§ **Document text**
_ _ _ _ _
# Killington 1/14-16



## steamboat1 (Jan 12, 2015)

I'll be around Wed.-Fri. if anyones interested. My mom & pop are coming up too, 87 & 85 years old respectively. They won't be skiing unfortunately, wish they still could.


----------



## steamboat1 (Jan 18, 2015)

steamboat1 said:


> I'll be around Wed.-Fri. if anyones interested. My mom & pop are coming up too, 87 & 85 years old respectively. They won't be skiing unfortunately, wish they still could.


Only got to ski a 1/2 day on Thurs. afternoon. After 5hrs on the road Wed. morning my timing belt broke on my Subi just as I was going over Sherburne Pass near Pico. Spent the rest of the day at the Subaru dealer in Rutland. Took car service to our lodge & met up with my parents, thank god they were up this week. My car is still in VT. at the dealer. Besides a new timing belt the car needs a valve job. I'm very lucky the entire engine wasn't fried. My mechanic in NY has a problem since I just put a new timing belt in the car 2 weeks ago doing preventive maintenance so something like this didn't happen. He's going to pay me over 2 grand for the cost of repairing the car in VT. That's about what he charged me for doing the preventive maintenance, new belts, hoses, front struts & bearings. I'll have to get back up to VT. sometime this week to pick up the car.


----------



## joshua segal (Jan 18, 2015)

steamboat1 said:


> ...
> He's going to pay me over 2 grand for the cost of repairing the car in VT. That's about what he charged me for doing the preventive maintenance, new belts, hoses, front struts & bearings. I'll have to get back up to VT. sometime this week to pick up the car.


I will be very curious to hear if your dealer pays off without a trip to small claims court.  Please post follow-up. Alternatively, if you paid for it on certain credit cards, call them and stop payment.


----------



## Tin (Jan 18, 2015)

steamboat1 said:


> Only got to ski a 1/2 day on Thurs. afternoon. After 5hrs on the road Wed. morning my timing belt broke on my Subi just as I was going over Sherburne Pass near Pico. Spent the rest of the day at the Subaru dealer in Rutland. Took car service to our lodge & met up with my parents, thank god they were up this week. My car is still in VT. at the dealer. Besides a new timing belt the car needs a valve job. I'm very lucky the entire engine wasn't fried. My mechanic in NY has a problem since I just put a new timing belt in the car 2 weeks ago doing preventive maintenance so something like this didn't happen. He's going to pay me over 2 grand for the cost of repairing the car in VT. That's about what he charged me for doing the preventive maintenance, new belts, hoses, front struts & bearings. I'll have to get back up to VT. sometime this week to pick up the car.




Did the belt actually break or was it the tensioner? Very very rare for a belt like that to snap, a lot of mechanics forget about the tensioners. As much as I like my Volvo I hate interference engines. I can't believe it is only 2k for the new belt and valve job. To take the head off and do the valves you're generally looking at almost double that. I would also be worried about the tops of the pistons. Good luck with it. Sorry to hear.
_ _ _ _ _
§ **Materials provided**
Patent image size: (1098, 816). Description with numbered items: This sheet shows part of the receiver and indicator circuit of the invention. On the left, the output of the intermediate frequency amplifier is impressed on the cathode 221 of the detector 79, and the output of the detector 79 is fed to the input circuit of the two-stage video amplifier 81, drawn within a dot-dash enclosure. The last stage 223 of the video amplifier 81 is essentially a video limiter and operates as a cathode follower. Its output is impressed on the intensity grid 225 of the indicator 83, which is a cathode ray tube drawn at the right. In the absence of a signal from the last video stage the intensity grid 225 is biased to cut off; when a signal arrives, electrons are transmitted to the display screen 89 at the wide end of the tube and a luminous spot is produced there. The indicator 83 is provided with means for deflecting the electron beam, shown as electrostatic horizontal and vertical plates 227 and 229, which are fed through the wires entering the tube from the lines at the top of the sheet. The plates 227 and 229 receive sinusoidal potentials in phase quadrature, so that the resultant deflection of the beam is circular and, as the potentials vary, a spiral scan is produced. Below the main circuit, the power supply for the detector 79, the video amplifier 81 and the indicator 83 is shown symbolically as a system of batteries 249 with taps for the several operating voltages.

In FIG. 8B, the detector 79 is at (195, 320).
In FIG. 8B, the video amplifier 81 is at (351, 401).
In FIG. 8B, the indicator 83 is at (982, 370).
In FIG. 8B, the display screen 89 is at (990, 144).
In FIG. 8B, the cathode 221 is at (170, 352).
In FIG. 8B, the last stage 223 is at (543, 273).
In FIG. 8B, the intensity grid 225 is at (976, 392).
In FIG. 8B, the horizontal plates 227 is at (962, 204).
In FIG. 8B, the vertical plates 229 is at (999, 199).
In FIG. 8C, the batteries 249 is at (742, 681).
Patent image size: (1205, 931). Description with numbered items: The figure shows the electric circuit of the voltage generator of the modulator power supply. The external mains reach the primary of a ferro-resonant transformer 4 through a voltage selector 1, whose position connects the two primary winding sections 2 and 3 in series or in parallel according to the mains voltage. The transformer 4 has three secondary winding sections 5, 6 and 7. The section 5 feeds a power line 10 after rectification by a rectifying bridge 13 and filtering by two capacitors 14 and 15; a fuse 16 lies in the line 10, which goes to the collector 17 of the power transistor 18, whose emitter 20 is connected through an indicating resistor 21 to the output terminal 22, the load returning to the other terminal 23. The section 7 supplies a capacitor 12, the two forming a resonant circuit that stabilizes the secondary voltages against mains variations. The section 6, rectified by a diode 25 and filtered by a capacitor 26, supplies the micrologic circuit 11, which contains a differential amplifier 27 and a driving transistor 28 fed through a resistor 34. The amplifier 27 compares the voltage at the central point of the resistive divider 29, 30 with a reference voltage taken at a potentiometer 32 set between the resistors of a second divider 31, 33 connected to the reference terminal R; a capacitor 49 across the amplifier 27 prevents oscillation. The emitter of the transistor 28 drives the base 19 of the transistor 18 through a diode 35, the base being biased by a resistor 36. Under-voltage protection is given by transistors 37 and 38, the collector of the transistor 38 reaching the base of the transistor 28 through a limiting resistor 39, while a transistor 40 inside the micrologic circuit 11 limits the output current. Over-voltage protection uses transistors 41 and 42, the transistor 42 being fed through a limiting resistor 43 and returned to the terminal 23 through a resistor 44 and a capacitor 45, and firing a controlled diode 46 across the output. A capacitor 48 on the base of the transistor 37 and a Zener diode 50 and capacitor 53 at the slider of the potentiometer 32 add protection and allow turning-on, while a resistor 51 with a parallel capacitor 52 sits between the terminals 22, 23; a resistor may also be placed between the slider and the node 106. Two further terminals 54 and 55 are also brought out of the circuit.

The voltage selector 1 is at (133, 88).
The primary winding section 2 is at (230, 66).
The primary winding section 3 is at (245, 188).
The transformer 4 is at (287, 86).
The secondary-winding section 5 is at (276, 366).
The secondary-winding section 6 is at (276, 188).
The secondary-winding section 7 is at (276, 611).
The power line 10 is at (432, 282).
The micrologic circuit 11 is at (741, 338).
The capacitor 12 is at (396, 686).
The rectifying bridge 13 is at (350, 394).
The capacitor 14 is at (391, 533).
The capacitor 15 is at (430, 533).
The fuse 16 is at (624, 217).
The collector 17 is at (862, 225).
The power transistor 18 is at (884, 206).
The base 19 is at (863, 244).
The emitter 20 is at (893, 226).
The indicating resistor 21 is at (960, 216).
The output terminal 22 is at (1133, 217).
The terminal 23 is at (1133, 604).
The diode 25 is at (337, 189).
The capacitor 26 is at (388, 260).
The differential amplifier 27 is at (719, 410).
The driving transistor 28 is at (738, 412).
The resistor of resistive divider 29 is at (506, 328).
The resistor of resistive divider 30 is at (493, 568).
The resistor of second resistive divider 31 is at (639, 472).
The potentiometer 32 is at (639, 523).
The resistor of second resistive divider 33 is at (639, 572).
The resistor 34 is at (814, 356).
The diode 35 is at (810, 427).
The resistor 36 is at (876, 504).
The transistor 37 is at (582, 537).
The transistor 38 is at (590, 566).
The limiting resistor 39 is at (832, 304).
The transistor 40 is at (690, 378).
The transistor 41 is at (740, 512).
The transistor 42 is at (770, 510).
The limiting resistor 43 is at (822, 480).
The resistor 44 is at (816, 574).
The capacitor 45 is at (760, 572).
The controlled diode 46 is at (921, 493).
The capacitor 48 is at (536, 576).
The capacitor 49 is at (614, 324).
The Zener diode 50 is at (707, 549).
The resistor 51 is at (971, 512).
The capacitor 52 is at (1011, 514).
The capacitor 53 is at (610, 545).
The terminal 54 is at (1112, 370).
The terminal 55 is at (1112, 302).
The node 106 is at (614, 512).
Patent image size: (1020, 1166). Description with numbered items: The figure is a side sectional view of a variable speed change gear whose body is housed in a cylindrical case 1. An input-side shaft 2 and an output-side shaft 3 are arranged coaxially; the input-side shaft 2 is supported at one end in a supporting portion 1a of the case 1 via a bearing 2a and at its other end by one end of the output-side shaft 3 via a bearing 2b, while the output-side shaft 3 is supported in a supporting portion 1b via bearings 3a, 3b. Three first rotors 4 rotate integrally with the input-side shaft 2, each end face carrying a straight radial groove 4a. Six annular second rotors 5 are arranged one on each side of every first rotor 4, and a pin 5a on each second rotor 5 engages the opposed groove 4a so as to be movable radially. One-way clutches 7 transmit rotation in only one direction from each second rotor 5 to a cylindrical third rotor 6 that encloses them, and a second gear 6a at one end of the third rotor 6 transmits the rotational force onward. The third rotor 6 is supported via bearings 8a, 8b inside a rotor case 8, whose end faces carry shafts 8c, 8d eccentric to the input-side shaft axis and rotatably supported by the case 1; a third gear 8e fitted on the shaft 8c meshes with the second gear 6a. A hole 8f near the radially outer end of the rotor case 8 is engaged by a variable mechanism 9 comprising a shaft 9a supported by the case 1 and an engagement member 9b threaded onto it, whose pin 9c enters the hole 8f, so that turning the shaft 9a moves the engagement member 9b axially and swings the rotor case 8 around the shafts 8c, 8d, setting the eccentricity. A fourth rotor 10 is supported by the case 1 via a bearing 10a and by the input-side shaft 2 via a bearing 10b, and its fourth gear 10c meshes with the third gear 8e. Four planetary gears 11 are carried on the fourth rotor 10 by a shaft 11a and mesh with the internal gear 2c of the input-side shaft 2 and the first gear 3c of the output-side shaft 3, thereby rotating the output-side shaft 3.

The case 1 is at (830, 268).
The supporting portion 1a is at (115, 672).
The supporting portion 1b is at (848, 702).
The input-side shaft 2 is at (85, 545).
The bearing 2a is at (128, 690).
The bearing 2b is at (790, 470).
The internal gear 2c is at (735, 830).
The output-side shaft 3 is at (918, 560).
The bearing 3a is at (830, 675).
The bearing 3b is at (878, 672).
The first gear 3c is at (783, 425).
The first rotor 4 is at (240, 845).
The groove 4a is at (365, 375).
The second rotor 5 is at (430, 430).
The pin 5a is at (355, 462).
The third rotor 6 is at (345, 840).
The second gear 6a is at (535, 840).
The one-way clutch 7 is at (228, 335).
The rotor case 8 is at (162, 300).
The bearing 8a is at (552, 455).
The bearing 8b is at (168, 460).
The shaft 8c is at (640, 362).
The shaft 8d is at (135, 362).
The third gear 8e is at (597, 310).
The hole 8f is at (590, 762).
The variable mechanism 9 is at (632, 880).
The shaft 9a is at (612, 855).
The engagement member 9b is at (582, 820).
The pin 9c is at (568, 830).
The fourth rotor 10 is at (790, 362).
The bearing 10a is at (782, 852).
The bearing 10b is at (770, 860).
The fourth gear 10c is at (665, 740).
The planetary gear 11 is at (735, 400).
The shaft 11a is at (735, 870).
_ _ _ _ _
§ **Directions**
**1)** According to the forum thread, how long before the breakdown had a new timing belt been put in the car?
**2)** Filter the entries and copy every line that contains the string "arrives".
The entries bear no relation to the forum thread.

§ **Answers for this exercise**
**1)** Two weeks before.

**2)**
Patent image size: (1098, 816). Description with numbered items: This sheet shows part of the receiver and indicator circuit of the invention. On the left, the output of the intermediate frequency amplifier is impressed on the cathode 221 of the detector 79, and the output of the detector 79 is fed to the input circuit of the two-stage video amplifier 81, drawn within a dot-dash enclosure. The last stage 223 of the video amplifier 81 is essentially a video limiter and operates as a cathode follower. Its output is impressed on the intensity grid 225 of the indicator 83, which is a cathode ray tube drawn at the right. In the absence of a signal from the last video stage the intensity grid 225 is biased to cut off; when a signal arrives, electrons are transmitted to the display screen 89 at the wide end of the tube and a luminous spot is produced there. The indicator 83 is provided with means for deflecting the electron beam, shown as electrostatic horizontal and vertical plates 227 and 229, which are fed through the wires entering the tube from the lines at the top of the sheet. The plates 227 and 229 receive sinusoidal potentials in phase quadrature, so that the resultant deflection of the beam is circular and, as the potentials vary, a spiral scan is produced. Below the main circuit, the power supply for the detector 79, the video amplifier 81 and the indicator 83 is shown symbolically as a system of batteries 249 with taps for the several operating voltages.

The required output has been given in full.